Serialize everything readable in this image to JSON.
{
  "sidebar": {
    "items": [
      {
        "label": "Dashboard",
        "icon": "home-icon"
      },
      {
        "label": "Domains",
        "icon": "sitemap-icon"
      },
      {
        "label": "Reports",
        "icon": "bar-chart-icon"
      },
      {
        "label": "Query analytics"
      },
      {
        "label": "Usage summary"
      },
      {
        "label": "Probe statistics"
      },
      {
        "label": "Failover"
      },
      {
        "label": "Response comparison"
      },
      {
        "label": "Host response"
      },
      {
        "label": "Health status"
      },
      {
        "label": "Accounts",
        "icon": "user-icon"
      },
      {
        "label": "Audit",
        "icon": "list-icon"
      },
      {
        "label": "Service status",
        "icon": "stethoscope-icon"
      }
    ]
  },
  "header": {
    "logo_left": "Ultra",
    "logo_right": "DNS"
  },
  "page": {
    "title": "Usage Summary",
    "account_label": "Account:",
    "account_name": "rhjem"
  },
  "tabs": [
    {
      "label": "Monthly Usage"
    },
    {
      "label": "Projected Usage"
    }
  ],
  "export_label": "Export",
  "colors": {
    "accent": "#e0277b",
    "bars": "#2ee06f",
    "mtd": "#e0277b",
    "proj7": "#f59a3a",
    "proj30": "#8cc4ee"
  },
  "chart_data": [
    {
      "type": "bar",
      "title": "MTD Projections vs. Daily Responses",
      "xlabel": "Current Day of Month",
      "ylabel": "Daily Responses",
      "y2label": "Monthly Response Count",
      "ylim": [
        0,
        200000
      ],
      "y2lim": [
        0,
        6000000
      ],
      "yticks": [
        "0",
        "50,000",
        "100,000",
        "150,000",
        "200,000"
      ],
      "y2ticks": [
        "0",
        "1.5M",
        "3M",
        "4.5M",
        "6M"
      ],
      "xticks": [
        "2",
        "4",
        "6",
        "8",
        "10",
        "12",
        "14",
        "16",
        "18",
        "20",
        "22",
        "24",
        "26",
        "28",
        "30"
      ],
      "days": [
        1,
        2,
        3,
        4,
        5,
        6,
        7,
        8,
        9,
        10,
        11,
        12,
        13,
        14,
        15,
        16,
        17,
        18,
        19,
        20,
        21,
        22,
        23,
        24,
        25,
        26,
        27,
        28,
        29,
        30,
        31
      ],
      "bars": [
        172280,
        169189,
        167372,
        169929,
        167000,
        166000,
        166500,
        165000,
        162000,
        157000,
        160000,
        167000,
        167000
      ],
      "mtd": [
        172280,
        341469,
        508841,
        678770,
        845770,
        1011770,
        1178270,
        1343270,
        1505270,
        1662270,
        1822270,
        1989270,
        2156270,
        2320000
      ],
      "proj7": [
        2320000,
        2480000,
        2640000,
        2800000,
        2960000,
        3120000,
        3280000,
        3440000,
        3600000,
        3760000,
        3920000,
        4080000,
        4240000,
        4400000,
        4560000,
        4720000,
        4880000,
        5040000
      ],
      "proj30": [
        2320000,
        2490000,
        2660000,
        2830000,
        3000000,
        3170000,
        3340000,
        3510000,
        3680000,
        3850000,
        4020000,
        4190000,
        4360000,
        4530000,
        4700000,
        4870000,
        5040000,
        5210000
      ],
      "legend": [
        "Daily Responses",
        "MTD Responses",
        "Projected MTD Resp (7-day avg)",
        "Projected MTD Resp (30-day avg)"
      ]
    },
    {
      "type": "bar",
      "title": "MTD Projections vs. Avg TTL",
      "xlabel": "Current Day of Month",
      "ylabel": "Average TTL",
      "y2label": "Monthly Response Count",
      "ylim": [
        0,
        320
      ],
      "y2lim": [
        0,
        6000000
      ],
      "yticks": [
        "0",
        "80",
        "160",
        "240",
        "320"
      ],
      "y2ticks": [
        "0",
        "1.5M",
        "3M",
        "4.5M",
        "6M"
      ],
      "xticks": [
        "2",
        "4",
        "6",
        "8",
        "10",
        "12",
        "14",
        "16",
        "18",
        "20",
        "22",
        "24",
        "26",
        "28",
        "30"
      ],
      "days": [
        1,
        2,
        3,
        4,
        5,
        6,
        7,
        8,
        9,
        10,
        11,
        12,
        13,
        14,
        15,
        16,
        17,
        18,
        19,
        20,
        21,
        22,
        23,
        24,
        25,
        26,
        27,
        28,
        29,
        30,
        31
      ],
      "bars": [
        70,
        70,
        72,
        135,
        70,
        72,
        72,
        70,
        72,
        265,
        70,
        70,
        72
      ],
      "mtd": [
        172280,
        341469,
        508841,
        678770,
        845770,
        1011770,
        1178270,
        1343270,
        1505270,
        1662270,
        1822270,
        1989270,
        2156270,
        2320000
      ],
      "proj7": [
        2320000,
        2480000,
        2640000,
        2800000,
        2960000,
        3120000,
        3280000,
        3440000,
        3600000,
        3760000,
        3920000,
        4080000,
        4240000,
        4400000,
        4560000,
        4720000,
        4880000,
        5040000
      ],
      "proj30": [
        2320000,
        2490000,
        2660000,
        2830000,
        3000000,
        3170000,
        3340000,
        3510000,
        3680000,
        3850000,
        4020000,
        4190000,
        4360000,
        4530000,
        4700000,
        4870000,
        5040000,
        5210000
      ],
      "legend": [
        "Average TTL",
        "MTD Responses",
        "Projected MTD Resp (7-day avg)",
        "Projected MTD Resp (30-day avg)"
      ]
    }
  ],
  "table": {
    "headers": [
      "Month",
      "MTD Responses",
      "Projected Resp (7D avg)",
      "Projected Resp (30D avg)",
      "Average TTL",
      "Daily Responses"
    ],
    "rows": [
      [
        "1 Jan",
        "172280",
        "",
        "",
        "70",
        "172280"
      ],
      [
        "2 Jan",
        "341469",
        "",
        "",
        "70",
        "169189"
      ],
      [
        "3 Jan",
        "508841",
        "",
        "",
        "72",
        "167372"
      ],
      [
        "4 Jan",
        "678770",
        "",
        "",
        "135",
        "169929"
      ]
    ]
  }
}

+ + + +

* SHORT TASK
Answer with one number only: how many lines above contain the word "Responses".

* THE RESPONSE
7